Pictures within the data are to be left out; everything else must be reproduced exactly.

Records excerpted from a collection

----

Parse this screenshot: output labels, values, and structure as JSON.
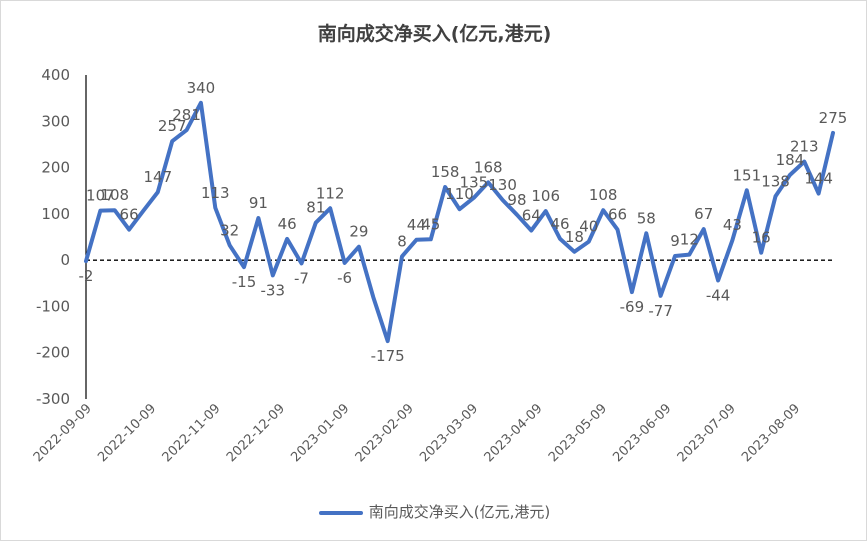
{
  "title": "南向成交净买入(亿元,港元)",
  "chart_data": {
    "type": "line",
    "title": "南向成交净买入(亿元,港元)",
    "series_name": "南向成交净买入(亿元,港元)",
    "color": "#4472c4",
    "ylim": [
      -300,
      400
    ],
    "yticks": [
      400,
      300,
      200,
      100,
      0,
      -100,
      -200,
      -300
    ],
    "zero_line": "dashed",
    "legend_position": "bottom",
    "x_tick_labels": [
      "2022-09-09",
      "2022-10-09",
      "2022-11-09",
      "2022-12-09",
      "2023-01-09",
      "2023-02-09",
      "2023-03-09",
      "2023-04-09",
      "2023-05-09",
      "2023-06-09",
      "2023-07-09",
      "2023-08-09"
    ],
    "values": [
      -2,
      107,
      108,
      66,
      107,
      147,
      257,
      281,
      340,
      113,
      32,
      -15,
      91,
      -33,
      46,
      -7,
      81,
      112,
      -6,
      29,
      -80,
      -175,
      8,
      44,
      45,
      158,
      110,
      135,
      168,
      130,
      98,
      64,
      106,
      46,
      18,
      40,
      108,
      66,
      -69,
      58,
      -77,
      9,
      12,
      67,
      -44,
      43,
      151,
      16,
      138,
      184,
      213,
      144,
      275
    ],
    "data_labels": [
      "-2",
      "107",
      "108",
      "66",
      "",
      "147",
      "257",
      "281",
      "340",
      "113",
      "32",
      "-15",
      "91",
      "-33",
      "46",
      "-7",
      "81",
      "112",
      "-6",
      "29",
      "",
      "-175",
      "8",
      "44",
      "45",
      "158",
      "110",
      "135",
      "168",
      "130",
      "98",
      "64",
      "106",
      "46",
      "18",
      "40",
      "108",
      "66",
      "-69",
      "58",
      "-77",
      "9",
      "12",
      "67",
      "-44",
      "43",
      "151",
      "16",
      "138",
      "184",
      "213",
      "144",
      "275"
    ]
  }
}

----

▶ **Full answer**
Parse this screenshot: output labels, values, and structure as JSON.
{
  "title": "南向成交净买入(亿元,港元)",
  "chart_data": {
    "type": "line",
    "title": "南向成交净买入(亿元,港元)",
    "series_name": "南向成交净买入(亿元,港元)",
    "color": "#4472c4",
    "ylim": [
      -300,
      400
    ],
    "yticks": [
      400,
      300,
      200,
      100,
      0,
      -100,
      -200,
      -300
    ],
    "zero_line": "dashed",
    "legend_position": "bottom",
    "x_tick_labels": [
      "2022-09-09",
      "2022-10-09",
      "2022-11-09",
      "2022-12-09",
      "2023-01-09",
      "2023-02-09",
      "2023-03-09",
      "2023-04-09",
      "2023-05-09",
      "2023-06-09",
      "2023-07-09",
      "2023-08-09"
    ],
    "values": [
      -2,
      107,
      108,
      66,
      107,
      147,
      257,
      281,
      340,
      113,
      32,
      -15,
      91,
      -33,
      46,
      -7,
      81,
      112,
      -6,
      29,
      -80,
      -175,
      8,
      44,
      45,
      158,
      110,
      135,
      168,
      130,
      98,
      64,
      106,
      46,
      18,
      40,
      108,
      66,
      -69,
      58,
      -77,
      9,
      12,
      67,
      -44,
      43,
      151,
      16,
      138,
      184,
      213,
      144,
      275
    ],
    "data_labels": [
      "-2",
      "107",
      "108",
      "66",
      "",
      "147",
      "257",
      "281",
      "340",
      "113",
      "32",
      "-15",
      "91",
      "-33",
      "46",
      "-7",
      "81",
      "112",
      "-6",
      "29",
      "",
      "-175",
      "8",
      "44",
      "45",
      "158",
      "110",
      "135",
      "168",
      "130",
      "98",
      "64",
      "106",
      "46",
      "18",
      "40",
      "108",
      "66",
      "-69",
      "58",
      "-77",
      "9",
      "12",
      "67",
      "-44",
      "43",
      "151",
      "16",
      "138",
      "184",
      "213",
      "144",
      "275"
    ]
  }
}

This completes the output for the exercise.